- [Given task] List all lines of the data that include the string "this".

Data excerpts
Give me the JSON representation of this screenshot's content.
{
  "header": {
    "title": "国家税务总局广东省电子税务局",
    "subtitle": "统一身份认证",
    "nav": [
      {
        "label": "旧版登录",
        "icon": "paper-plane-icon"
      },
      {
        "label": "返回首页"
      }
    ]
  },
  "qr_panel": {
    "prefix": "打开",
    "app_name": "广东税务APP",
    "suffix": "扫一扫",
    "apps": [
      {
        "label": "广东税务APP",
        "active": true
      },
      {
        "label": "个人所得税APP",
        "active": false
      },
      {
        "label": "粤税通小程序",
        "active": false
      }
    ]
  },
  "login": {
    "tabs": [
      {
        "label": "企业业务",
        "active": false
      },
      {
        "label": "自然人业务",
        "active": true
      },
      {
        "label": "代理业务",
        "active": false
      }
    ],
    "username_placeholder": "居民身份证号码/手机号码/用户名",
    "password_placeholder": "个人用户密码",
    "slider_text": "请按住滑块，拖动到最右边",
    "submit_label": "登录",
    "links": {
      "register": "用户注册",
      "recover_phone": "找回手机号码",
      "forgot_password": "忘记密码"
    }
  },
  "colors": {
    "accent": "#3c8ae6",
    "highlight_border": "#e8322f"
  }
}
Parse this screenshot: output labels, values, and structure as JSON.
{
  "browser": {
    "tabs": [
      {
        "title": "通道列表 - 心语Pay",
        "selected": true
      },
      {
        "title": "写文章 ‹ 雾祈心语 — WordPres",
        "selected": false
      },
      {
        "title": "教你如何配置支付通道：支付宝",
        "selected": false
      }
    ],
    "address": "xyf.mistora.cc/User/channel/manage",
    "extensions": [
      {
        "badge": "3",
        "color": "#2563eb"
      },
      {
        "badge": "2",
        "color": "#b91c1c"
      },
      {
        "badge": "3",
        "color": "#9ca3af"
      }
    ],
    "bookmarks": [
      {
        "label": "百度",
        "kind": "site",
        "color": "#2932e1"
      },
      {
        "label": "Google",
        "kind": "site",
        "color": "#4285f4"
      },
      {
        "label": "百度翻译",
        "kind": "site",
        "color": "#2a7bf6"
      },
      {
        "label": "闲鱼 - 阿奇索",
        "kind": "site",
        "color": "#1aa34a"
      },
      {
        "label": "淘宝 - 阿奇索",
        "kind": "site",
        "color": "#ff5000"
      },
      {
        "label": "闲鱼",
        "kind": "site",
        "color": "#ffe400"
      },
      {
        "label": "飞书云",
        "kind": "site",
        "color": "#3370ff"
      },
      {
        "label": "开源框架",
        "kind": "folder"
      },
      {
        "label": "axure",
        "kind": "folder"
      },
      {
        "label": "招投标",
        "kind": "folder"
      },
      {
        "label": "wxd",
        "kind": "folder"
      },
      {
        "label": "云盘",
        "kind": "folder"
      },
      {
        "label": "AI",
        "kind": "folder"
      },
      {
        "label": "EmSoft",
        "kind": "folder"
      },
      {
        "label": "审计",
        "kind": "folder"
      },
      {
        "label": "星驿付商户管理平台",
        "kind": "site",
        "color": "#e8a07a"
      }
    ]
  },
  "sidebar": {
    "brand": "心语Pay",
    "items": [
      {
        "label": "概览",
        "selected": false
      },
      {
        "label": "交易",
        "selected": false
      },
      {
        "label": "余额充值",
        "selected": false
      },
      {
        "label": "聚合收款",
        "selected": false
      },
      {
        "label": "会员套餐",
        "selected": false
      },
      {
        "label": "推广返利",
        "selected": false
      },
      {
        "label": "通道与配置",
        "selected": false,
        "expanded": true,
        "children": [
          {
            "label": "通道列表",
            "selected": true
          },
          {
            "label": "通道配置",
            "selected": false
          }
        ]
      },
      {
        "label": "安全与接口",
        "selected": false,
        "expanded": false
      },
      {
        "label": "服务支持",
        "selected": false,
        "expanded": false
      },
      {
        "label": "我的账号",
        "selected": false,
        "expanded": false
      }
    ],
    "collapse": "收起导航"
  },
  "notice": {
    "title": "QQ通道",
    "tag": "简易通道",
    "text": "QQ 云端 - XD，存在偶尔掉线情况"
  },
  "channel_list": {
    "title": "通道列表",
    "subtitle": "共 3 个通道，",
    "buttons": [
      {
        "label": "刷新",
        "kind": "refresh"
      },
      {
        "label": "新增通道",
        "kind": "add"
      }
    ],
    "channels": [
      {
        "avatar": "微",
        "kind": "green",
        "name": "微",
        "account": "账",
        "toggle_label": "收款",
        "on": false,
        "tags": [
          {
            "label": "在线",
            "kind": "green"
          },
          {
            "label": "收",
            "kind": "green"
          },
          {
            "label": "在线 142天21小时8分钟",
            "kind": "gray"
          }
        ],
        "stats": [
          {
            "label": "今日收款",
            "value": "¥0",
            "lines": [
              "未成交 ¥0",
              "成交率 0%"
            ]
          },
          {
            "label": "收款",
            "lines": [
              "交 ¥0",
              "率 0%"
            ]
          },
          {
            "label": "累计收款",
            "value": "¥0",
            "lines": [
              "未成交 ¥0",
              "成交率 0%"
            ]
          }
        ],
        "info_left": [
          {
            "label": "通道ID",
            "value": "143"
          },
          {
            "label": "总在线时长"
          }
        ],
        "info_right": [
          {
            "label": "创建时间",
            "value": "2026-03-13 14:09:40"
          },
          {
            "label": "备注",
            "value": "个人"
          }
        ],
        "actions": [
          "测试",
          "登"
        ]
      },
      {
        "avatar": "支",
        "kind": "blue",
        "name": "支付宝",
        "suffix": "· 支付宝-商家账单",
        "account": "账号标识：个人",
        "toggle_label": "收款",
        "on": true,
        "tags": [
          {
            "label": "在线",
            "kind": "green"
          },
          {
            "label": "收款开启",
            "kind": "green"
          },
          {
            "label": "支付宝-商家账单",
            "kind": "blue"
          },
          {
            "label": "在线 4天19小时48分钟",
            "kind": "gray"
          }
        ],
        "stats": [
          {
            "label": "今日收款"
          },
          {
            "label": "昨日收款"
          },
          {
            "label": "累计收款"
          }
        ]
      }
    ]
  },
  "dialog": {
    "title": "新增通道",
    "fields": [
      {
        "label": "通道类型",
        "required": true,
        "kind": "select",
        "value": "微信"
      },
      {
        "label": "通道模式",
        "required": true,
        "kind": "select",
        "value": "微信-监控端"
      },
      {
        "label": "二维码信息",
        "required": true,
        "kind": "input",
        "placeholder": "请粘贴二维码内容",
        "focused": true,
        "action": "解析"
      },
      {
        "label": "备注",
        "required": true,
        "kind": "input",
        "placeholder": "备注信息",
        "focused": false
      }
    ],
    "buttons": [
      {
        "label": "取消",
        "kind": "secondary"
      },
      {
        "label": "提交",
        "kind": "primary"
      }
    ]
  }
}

- [Reply]
Give me the JSON representation of this screenshot's content.
Parse this screenshot: output labels, values, and structure as JSON.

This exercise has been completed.